EXERCISE DIRECTIONS:
Give an exact transcription of every line, dropping the images.

[Data entries]
______________________________
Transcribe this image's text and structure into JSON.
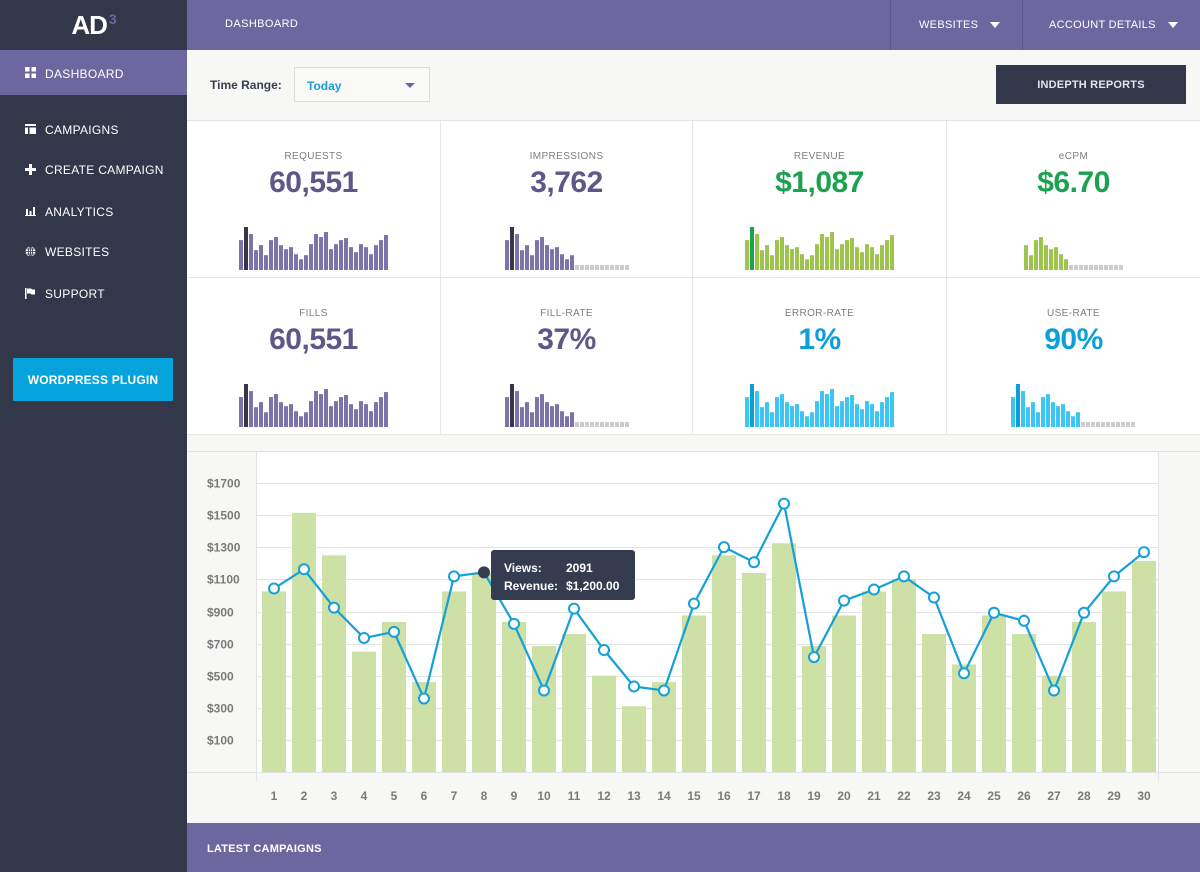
{
  "app": {
    "logo_text": "AD",
    "logo_sup": "3"
  },
  "topbar": {
    "title": "DASHBOARD",
    "menus": [
      {
        "label": "WEBSITES",
        "icon": "caret-down-icon"
      },
      {
        "label": "ACCOUNT DETAILS",
        "icon": "caret-down-icon"
      }
    ]
  },
  "sidebar": {
    "items": [
      {
        "label": "DASHBOARD",
        "icon": "grid-icon",
        "active": true
      },
      {
        "label": "CAMPAIGNS",
        "icon": "layout-icon"
      },
      {
        "label": "CREATE CAMPAIGN",
        "icon": "plus-icon"
      },
      {
        "label": "ANALYTICS",
        "icon": "bar-chart-icon"
      },
      {
        "label": "WEBSITES",
        "icon": "globe-icon"
      },
      {
        "label": "SUPPORT",
        "icon": "flag-icon"
      }
    ],
    "plugin_button": "WORDPRESS PLUGIN"
  },
  "toolbar": {
    "time_range_label": "Time Range:",
    "time_range_value": "Today",
    "reports_button": "INDEPTH REPORTS"
  },
  "colors": {
    "purple": "#6d67a0",
    "purple_text": "#5e5889",
    "dark": "#32374a",
    "green_text": "#1aa24f",
    "blue_text": "#0d9fd8",
    "spark_purple": "#7b73aa",
    "spark_green": "#9dc44c",
    "spark_green_hi": "#1ea14d",
    "spark_blue": "#3cc6f5",
    "spark_blue_hi": "#0b9fd6",
    "spark_empty": "#cccccc",
    "bar_green": "#cde0a6",
    "line_blue": "#14a0d8"
  },
  "stats": [
    {
      "name": "REQUESTS",
      "value": "60,551",
      "theme": "purple",
      "spark": [
        89,
        128,
        107,
        59,
        74,
        44,
        89,
        98,
        74,
        62,
        68,
        47,
        32,
        44,
        77,
        107,
        98,
        113,
        62,
        77,
        89,
        95,
        68,
        53,
        77,
        68,
        47,
        74,
        89,
        104
      ],
      "highlight": 1,
      "empty": 0
    },
    {
      "name": "IMPRESSIONS",
      "value": "3,762",
      "theme": "purple",
      "spark": [
        89,
        128,
        107,
        59,
        74,
        44,
        89,
        98,
        74,
        62,
        68,
        47,
        32,
        44
      ],
      "highlight": 1,
      "empty": 11
    },
    {
      "name": "REVENUE",
      "value": "$1,087",
      "theme": "green",
      "spark": [
        89,
        128,
        107,
        59,
        74,
        44,
        89,
        98,
        74,
        62,
        68,
        47,
        32,
        44,
        77,
        107,
        98,
        113,
        62,
        77,
        89,
        95,
        68,
        53,
        77,
        68,
        47,
        74,
        89,
        104
      ],
      "highlight": 1,
      "empty": 0
    },
    {
      "name": "eCPM",
      "value": "$6.70",
      "theme": "green",
      "spark": [
        74,
        44,
        89,
        98,
        74,
        62,
        68,
        47,
        32
      ],
      "highlight": -1,
      "empty": 11
    },
    {
      "name": "FILLS",
      "value": "60,551",
      "theme": "purple",
      "spark": [
        89,
        128,
        107,
        59,
        74,
        44,
        89,
        98,
        74,
        62,
        68,
        47,
        32,
        44,
        77,
        107,
        98,
        113,
        62,
        77,
        89,
        95,
        68,
        53,
        77,
        68,
        47,
        74,
        89,
        104
      ],
      "highlight": 1,
      "empty": 0
    },
    {
      "name": "FILL-RATE",
      "value": "37%",
      "theme": "purple",
      "spark": [
        89,
        128,
        107,
        59,
        74,
        44,
        89,
        98,
        74,
        62,
        68,
        47,
        32,
        44
      ],
      "highlight": 1,
      "empty": 11
    },
    {
      "name": "ERROR-RATE",
      "value": "1%",
      "theme": "blue",
      "spark": [
        89,
        128,
        107,
        59,
        74,
        44,
        89,
        98,
        74,
        62,
        68,
        47,
        32,
        44,
        77,
        107,
        98,
        113,
        62,
        77,
        89,
        95,
        68,
        53,
        77,
        68,
        47,
        74,
        89,
        104
      ],
      "highlight": 1,
      "empty": 0
    },
    {
      "name": "USE-RATE",
      "value": "90%",
      "theme": "blue",
      "spark": [
        89,
        128,
        107,
        59,
        74,
        44,
        89,
        98,
        74,
        62,
        68,
        47,
        32,
        44
      ],
      "highlight": 1,
      "empty": 11
    }
  ],
  "chart_data": {
    "type": "bar+line",
    "title": "",
    "xlabel": "",
    "ylabel": "",
    "categories": [
      "1",
      "2",
      "3",
      "4",
      "5",
      "6",
      "7",
      "8",
      "9",
      "10",
      "11",
      "12",
      "13",
      "14",
      "15",
      "16",
      "17",
      "18",
      "19",
      "20",
      "21",
      "22",
      "23",
      "24",
      "25",
      "26",
      "27",
      "28",
      "29",
      "30"
    ],
    "yticks": [
      100,
      300,
      500,
      700,
      900,
      1100,
      1300,
      1500,
      1700
    ],
    "ytick_labels": [
      "$100",
      "$300",
      "$500",
      "$700",
      "$900",
      "$1100",
      "$1300",
      "$1500",
      "$1700"
    ],
    "ylim": [
      -100,
      1900
    ],
    "grid": true,
    "series": [
      {
        "name": "Bars",
        "type": "bar",
        "values": [
          1025,
          1515,
          1250,
          650,
          835,
          460,
          1025,
          1140,
          835,
          685,
          760,
          500,
          310,
          460,
          875,
          1250,
          1140,
          1325,
          685,
          875,
          1025,
          1100,
          760,
          570,
          875,
          760,
          500,
          835,
          1025,
          1215
        ]
      },
      {
        "name": "Line",
        "type": "line",
        "values": [
          1043,
          1163,
          924,
          735,
          773,
          358,
          1119,
          1144,
          823,
          408,
          918,
          660,
          433,
          408,
          949,
          1301,
          1207,
          1572,
          616,
          968,
          1037,
          1119,
          987,
          515,
          892,
          842,
          408,
          892,
          1119,
          1270
        ]
      }
    ],
    "highlighted_index": 7,
    "tooltip": {
      "views_label": "Views:",
      "views_value": "2091",
      "revenue_label": "Revenue:",
      "revenue_value": "$1,200.00"
    }
  },
  "latest": {
    "label": "LATEST CAMPAIGNS"
  }
}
______________________________
EXPECTED ANSWER:
Transcribe this image's text and structure into JSON.
{
  "app": {
    "logo_text": "AD",
    "logo_sup": "3"
  },
  "topbar": {
    "title": "DASHBOARD",
    "menus": [
      {
        "label": "WEBSITES",
        "icon": "caret-down-icon"
      },
      {
        "label": "ACCOUNT DETAILS",
        "icon": "caret-down-icon"
      }
    ]
  },
  "sidebar": {
    "items": [
      {
        "label": "DASHBOARD",
        "icon": "grid-icon",
        "active": true
      },
      {
        "label": "CAMPAIGNS",
        "icon": "layout-icon"
      },
      {
        "label": "CREATE CAMPAIGN",
        "icon": "plus-icon"
      },
      {
        "label": "ANALYTICS",
        "icon": "bar-chart-icon"
      },
      {
        "label": "WEBSITES",
        "icon": "globe-icon"
      },
      {
        "label": "SUPPORT",
        "icon": "flag-icon"
      }
    ],
    "plugin_button": "WORDPRESS PLUGIN"
  },
  "toolbar": {
    "time_range_label": "Time Range:",
    "time_range_value": "Today",
    "reports_button": "INDEPTH REPORTS"
  },
  "colors": {
    "purple": "#6d67a0",
    "purple_text": "#5e5889",
    "dark": "#32374a",
    "green_text": "#1aa24f",
    "blue_text": "#0d9fd8",
    "spark_purple": "#7b73aa",
    "spark_green": "#9dc44c",
    "spark_green_hi": "#1ea14d",
    "spark_blue": "#3cc6f5",
    "spark_blue_hi": "#0b9fd6",
    "spark_empty": "#cccccc",
    "bar_green": "#cde0a6",
    "line_blue": "#14a0d8"
  },
  "stats": [
    {
      "name": "REQUESTS",
      "value": "60,551",
      "theme": "purple",
      "spark": [
        89,
        128,
        107,
        59,
        74,
        44,
        89,
        98,
        74,
        62,
        68,
        47,
        32,
        44,
        77,
        107,
        98,
        113,
        62,
        77,
        89,
        95,
        68,
        53,
        77,
        68,
        47,
        74,
        89,
        104
      ],
      "highlight": 1,
      "empty": 0
    },
    {
      "name": "IMPRESSIONS",
      "value": "3,762",
      "theme": "purple",
      "spark": [
        89,
        128,
        107,
        59,
        74,
        44,
        89,
        98,
        74,
        62,
        68,
        47,
        32,
        44
      ],
      "highlight": 1,
      "empty": 11
    },
    {
      "name": "REVENUE",
      "value": "$1,087",
      "theme": "green",
      "spark": [
        89,
        128,
        107,
        59,
        74,
        44,
        89,
        98,
        74,
        62,
        68,
        47,
        32,
        44,
        77,
        107,
        98,
        113,
        62,
        77,
        89,
        95,
        68,
        53,
        77,
        68,
        47,
        74,
        89,
        104
      ],
      "highlight": 1,
      "empty": 0
    },
    {
      "name": "eCPM",
      "value": "$6.70",
      "theme": "green",
      "spark": [
        74,
        44,
        89,
        98,
        74,
        62,
        68,
        47,
        32
      ],
      "highlight": -1,
      "empty": 11
    },
    {
      "name": "FILLS",
      "value": "60,551",
      "theme": "purple",
      "spark": [
        89,
        128,
        107,
        59,
        74,
        44,
        89,
        98,
        74,
        62,
        68,
        47,
        32,
        44,
        77,
        107,
        98,
        113,
        62,
        77,
        89,
        95,
        68,
        53,
        77,
        68,
        47,
        74,
        89,
        104
      ],
      "highlight": 1,
      "empty": 0
    },
    {
      "name": "FILL-RATE",
      "value": "37%",
      "theme": "purple",
      "spark": [
        89,
        128,
        107,
        59,
        74,
        44,
        89,
        98,
        74,
        62,
        68,
        47,
        32,
        44
      ],
      "highlight": 1,
      "empty": 11
    },
    {
      "name": "ERROR-RATE",
      "value": "1%",
      "theme": "blue",
      "spark": [
        89,
        128,
        107,
        59,
        74,
        44,
        89,
        98,
        74,
        62,
        68,
        47,
        32,
        44,
        77,
        107,
        98,
        113,
        62,
        77,
        89,
        95,
        68,
        53,
        77,
        68,
        47,
        74,
        89,
        104
      ],
      "highlight": 1,
      "empty": 0
    },
    {
      "name": "USE-RATE",
      "value": "90%",
      "theme": "blue",
      "spark": [
        89,
        128,
        107,
        59,
        74,
        44,
        89,
        98,
        74,
        62,
        68,
        47,
        32,
        44
      ],
      "highlight": 1,
      "empty": 11
    }
  ],
  "chart_data": {
    "type": "bar+line",
    "title": "",
    "xlabel": "",
    "ylabel": "",
    "categories": [
      "1",
      "2",
      "3",
      "4",
      "5",
      "6",
      "7",
      "8",
      "9",
      "10",
      "11",
      "12",
      "13",
      "14",
      "15",
      "16",
      "17",
      "18",
      "19",
      "20",
      "21",
      "22",
      "23",
      "24",
      "25",
      "26",
      "27",
      "28",
      "29",
      "30"
    ],
    "yticks": [
      100,
      300,
      500,
      700,
      900,
      1100,
      1300,
      1500,
      1700
    ],
    "ytick_labels": [
      "$100",
      "$300",
      "$500",
      "$700",
      "$900",
      "$1100",
      "$1300",
      "$1500",
      "$1700"
    ],
    "ylim": [
      -100,
      1900
    ],
    "grid": true,
    "series": [
      {
        "name": "Bars",
        "type": "bar",
        "values": [
          1025,
          1515,
          1250,
          650,
          835,
          460,
          1025,
          1140,
          835,
          685,
          760,
          500,
          310,
          460,
          875,
          1250,
          1140,
          1325,
          685,
          875,
          1025,
          1100,
          760,
          570,
          875,
          760,
          500,
          835,
          1025,
          1215
        ]
      },
      {
        "name": "Line",
        "type": "line",
        "values": [
          1043,
          1163,
          924,
          735,
          773,
          358,
          1119,
          1144,
          823,
          408,
          918,
          660,
          433,
          408,
          949,
          1301,
          1207,
          1572,
          616,
          968,
          1037,
          1119,
          987,
          515,
          892,
          842,
          408,
          892,
          1119,
          1270
        ]
      }
    ],
    "highlighted_index": 7,
    "tooltip": {
      "views_label": "Views:",
      "views_value": "2091",
      "revenue_label": "Revenue:",
      "revenue_value": "$1,200.00"
    }
  },
  "latest": {
    "label": "LATEST CAMPAIGNS"
  }
}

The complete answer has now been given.